### OBJECTIVE
Whenever a line below holds the word "label", copy that line.

-- start of SOURCE MATERIAL --

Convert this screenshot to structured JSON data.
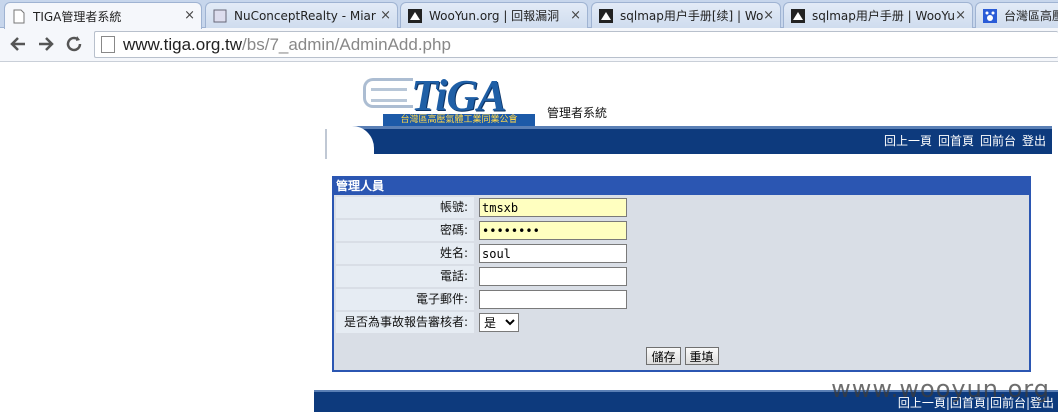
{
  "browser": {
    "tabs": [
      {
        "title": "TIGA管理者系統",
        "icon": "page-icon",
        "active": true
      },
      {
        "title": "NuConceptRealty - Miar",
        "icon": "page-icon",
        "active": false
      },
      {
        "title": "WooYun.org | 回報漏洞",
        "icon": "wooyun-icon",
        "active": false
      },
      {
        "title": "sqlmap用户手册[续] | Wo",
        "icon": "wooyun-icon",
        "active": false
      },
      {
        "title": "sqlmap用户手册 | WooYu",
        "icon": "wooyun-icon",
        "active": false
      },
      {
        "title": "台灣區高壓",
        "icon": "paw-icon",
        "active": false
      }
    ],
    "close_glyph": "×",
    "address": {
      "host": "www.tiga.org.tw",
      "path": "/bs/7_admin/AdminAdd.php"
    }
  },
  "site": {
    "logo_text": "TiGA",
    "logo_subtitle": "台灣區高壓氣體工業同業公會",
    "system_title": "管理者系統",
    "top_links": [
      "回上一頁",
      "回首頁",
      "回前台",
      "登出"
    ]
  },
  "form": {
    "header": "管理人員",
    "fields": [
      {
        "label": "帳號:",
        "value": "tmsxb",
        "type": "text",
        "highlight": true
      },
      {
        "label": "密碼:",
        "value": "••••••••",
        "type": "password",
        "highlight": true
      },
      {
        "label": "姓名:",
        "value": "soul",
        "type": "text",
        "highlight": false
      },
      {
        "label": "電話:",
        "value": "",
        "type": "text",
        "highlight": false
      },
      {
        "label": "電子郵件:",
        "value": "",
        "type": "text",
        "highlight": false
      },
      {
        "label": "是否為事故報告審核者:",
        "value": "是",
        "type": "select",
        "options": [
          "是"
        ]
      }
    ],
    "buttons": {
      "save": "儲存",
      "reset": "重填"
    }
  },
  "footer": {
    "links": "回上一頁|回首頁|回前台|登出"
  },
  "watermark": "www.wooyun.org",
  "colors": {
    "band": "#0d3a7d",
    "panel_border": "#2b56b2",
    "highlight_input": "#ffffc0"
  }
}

-- end of SOURCE MATERIAL --

### TASK RESULT
        "label": "帳號:",
        "label": "密碼:",
        "label": "姓名:",
        "label": "電話:",
        "label": "電子郵件:",
        "label": "是否為事故報告審核者:",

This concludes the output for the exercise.